What you are asked to do
Give the number of lines in the data that contain "http", and nothing more.

### Supplied records

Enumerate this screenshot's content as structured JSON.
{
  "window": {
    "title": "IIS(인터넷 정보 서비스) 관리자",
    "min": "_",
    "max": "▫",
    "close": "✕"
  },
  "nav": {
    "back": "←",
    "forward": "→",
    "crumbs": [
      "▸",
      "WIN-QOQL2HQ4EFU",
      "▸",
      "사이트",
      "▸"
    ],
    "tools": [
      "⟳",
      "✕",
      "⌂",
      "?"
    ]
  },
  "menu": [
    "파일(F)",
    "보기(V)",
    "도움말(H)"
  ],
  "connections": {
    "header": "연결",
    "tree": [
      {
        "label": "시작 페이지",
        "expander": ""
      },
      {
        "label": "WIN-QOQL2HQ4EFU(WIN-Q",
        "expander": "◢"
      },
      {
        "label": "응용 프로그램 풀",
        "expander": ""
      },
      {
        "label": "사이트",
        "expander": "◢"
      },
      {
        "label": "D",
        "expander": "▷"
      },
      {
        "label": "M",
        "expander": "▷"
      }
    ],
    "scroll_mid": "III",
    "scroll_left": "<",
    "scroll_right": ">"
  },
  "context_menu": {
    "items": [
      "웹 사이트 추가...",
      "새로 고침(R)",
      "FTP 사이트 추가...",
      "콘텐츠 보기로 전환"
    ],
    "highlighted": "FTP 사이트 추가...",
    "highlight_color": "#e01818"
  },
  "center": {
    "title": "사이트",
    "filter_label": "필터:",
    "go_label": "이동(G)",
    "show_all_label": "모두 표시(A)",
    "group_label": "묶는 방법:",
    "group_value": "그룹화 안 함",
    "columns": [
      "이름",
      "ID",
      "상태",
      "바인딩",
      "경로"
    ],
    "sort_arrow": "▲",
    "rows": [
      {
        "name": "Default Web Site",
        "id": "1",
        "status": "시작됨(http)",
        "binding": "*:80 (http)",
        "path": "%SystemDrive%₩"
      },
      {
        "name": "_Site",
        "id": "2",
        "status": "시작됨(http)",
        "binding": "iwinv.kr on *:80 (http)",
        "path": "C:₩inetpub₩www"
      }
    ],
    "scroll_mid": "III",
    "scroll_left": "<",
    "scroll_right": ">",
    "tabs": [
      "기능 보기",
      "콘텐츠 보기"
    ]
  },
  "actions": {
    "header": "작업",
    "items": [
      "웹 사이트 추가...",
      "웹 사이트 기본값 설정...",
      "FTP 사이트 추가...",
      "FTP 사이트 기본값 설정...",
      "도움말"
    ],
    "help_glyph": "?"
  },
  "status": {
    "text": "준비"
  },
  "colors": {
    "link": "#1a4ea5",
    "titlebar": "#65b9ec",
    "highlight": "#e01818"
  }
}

######

Task result
4